Saved entries

.....

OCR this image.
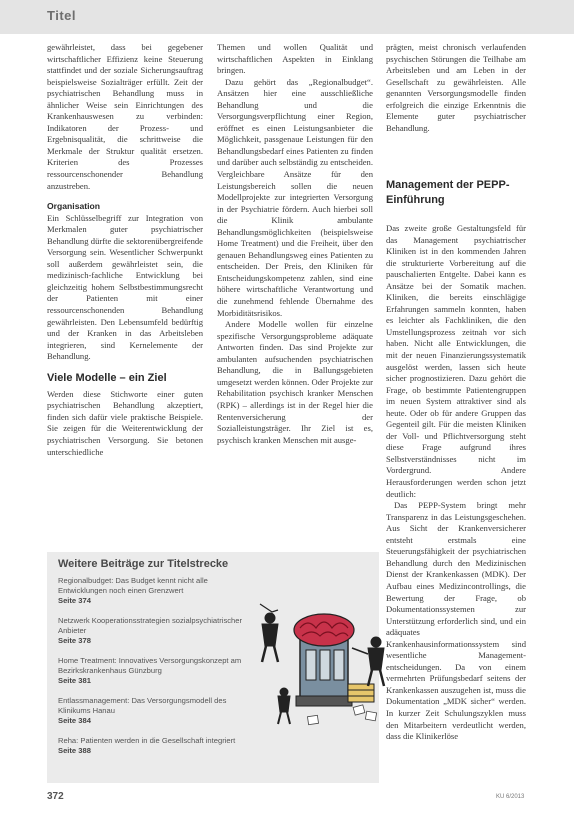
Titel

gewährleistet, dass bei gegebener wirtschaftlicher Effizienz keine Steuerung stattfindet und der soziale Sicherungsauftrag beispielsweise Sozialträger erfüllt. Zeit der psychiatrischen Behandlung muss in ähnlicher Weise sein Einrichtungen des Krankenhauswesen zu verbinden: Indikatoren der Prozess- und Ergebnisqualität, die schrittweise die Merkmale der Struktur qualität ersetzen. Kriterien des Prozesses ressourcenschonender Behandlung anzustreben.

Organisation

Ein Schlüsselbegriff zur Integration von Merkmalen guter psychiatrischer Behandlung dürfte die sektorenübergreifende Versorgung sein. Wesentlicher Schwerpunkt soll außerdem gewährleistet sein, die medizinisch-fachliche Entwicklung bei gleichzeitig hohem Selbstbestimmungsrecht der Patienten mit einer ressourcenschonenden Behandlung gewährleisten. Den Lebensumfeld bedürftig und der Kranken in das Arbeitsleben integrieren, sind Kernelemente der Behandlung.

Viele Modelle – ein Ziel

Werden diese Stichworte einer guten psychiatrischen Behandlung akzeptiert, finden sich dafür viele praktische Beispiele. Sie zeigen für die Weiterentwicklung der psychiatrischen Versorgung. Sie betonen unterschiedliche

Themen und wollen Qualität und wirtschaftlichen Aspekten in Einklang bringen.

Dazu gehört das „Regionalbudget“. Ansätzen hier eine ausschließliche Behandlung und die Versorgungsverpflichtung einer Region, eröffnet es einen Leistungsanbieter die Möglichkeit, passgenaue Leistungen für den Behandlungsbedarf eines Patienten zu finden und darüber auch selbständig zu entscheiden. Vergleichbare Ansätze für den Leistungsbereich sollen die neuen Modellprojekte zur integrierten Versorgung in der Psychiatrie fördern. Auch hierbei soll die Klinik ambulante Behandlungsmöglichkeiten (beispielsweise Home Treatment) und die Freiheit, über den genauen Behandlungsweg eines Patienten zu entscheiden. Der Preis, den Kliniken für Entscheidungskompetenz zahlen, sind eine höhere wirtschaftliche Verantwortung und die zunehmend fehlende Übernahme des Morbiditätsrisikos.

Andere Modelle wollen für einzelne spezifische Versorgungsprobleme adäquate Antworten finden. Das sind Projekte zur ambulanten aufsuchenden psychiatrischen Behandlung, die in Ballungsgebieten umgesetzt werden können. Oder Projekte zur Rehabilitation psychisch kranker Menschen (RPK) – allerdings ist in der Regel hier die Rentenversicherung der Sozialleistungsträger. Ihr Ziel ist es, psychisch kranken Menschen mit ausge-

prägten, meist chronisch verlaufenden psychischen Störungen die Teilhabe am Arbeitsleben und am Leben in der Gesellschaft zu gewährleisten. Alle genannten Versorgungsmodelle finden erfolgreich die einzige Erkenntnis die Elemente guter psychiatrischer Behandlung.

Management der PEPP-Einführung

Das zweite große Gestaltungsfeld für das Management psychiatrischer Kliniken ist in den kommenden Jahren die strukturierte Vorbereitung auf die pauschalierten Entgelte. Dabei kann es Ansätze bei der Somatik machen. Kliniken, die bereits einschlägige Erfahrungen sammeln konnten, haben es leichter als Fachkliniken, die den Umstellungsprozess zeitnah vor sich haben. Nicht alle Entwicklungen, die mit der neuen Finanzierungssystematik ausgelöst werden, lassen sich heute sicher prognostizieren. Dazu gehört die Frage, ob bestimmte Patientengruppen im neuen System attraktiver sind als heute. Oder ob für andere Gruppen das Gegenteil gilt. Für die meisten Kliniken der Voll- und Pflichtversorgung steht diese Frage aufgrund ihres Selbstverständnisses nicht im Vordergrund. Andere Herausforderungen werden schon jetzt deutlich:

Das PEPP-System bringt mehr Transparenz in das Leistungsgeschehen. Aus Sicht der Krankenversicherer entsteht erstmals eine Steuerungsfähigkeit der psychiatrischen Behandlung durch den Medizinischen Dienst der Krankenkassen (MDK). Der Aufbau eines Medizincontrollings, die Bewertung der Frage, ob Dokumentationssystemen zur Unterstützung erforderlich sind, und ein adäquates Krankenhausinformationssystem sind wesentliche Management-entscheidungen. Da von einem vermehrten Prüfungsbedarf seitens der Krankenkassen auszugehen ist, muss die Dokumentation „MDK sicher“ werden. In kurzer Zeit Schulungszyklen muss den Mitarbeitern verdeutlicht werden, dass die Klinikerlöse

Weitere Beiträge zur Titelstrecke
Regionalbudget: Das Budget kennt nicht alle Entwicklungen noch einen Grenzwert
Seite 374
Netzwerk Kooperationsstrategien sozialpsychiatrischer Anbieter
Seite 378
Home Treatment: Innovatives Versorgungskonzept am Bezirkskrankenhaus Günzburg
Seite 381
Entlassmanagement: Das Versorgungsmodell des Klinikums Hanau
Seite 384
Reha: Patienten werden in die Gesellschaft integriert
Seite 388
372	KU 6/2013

.....

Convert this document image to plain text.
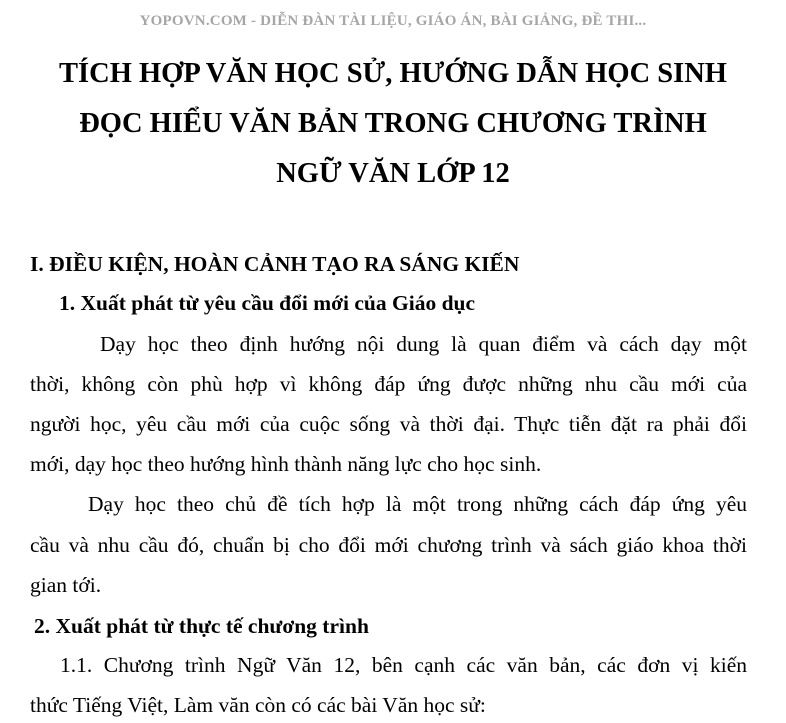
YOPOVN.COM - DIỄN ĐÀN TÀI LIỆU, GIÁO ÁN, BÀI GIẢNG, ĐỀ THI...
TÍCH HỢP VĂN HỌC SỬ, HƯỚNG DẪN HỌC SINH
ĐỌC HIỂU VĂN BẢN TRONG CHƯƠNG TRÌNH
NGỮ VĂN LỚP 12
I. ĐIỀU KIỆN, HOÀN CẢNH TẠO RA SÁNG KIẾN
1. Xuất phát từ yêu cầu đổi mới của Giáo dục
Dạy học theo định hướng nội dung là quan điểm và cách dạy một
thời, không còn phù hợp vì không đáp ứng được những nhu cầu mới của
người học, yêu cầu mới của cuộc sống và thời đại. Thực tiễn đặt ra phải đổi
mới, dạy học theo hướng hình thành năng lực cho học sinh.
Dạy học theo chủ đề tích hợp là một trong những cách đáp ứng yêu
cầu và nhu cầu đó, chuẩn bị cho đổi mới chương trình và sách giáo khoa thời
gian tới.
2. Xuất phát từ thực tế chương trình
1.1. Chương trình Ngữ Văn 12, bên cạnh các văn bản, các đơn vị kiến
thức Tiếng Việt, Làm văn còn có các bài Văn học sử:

.....

Give only the number of lines that include the word "thời".

* RESULT OF THE TASK
3